Saved entries:
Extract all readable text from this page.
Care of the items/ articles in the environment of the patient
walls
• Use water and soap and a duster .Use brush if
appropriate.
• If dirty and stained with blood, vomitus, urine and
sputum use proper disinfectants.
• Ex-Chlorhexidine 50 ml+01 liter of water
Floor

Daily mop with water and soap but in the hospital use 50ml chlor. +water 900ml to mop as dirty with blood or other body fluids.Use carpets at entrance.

* * *

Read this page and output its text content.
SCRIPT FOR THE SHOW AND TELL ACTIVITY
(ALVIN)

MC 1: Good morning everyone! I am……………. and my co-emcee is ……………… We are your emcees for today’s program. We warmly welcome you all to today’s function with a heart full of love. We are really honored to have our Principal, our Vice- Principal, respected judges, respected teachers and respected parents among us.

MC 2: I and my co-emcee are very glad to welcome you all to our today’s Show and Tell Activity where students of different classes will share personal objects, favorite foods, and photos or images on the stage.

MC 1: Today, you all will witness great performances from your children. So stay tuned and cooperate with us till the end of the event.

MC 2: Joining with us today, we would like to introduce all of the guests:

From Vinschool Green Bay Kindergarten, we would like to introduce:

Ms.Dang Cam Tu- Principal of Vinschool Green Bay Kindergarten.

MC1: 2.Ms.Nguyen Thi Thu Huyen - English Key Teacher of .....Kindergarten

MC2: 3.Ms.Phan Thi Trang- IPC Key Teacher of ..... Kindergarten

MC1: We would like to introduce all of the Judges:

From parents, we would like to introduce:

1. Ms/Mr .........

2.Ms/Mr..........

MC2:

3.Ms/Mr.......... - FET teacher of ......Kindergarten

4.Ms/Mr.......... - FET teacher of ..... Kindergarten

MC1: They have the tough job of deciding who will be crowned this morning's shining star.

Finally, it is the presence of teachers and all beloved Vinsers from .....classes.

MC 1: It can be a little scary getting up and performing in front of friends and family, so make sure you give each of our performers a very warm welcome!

* * *

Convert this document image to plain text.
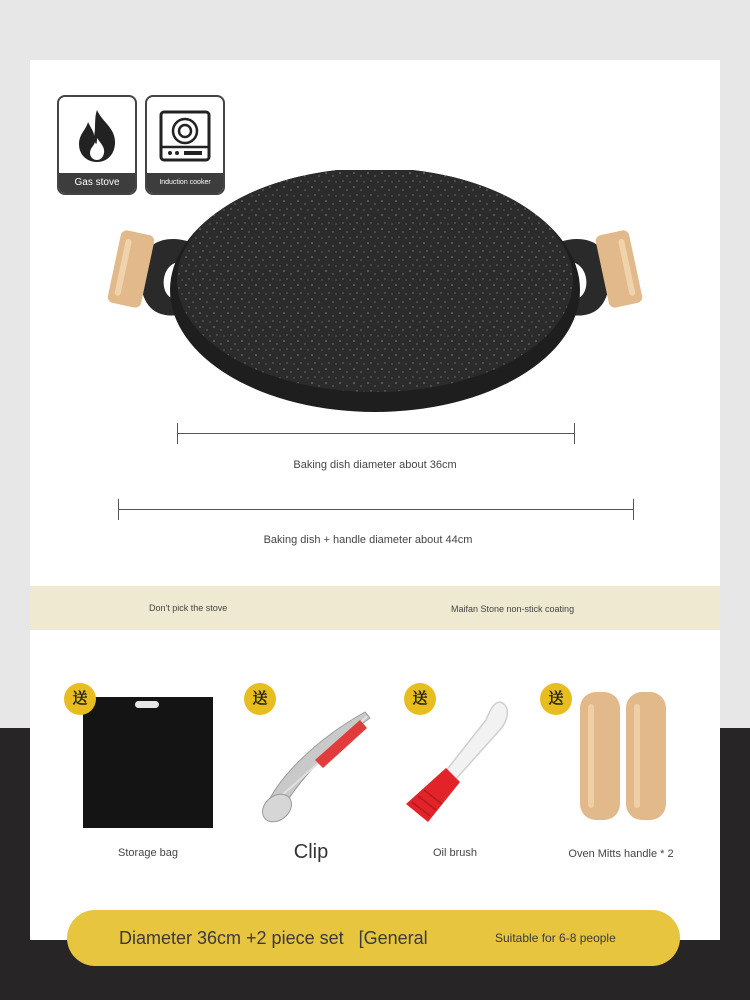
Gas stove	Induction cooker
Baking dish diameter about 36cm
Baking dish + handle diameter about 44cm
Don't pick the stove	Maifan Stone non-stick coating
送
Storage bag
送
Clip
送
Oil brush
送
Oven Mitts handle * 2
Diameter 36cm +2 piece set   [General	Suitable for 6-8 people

▶ **The exercise**: Look through the entries and find each line that has the string "like". Copy those lines.

▶ **Solution for this exercise**:
MC 2: Joining with us today, we would like to introduce all of the guests:
From Vinschool Green Bay Kindergarten, we would like to introduce:
MC1: We would like to introduce all of the Judges:
From parents, we would like to introduce:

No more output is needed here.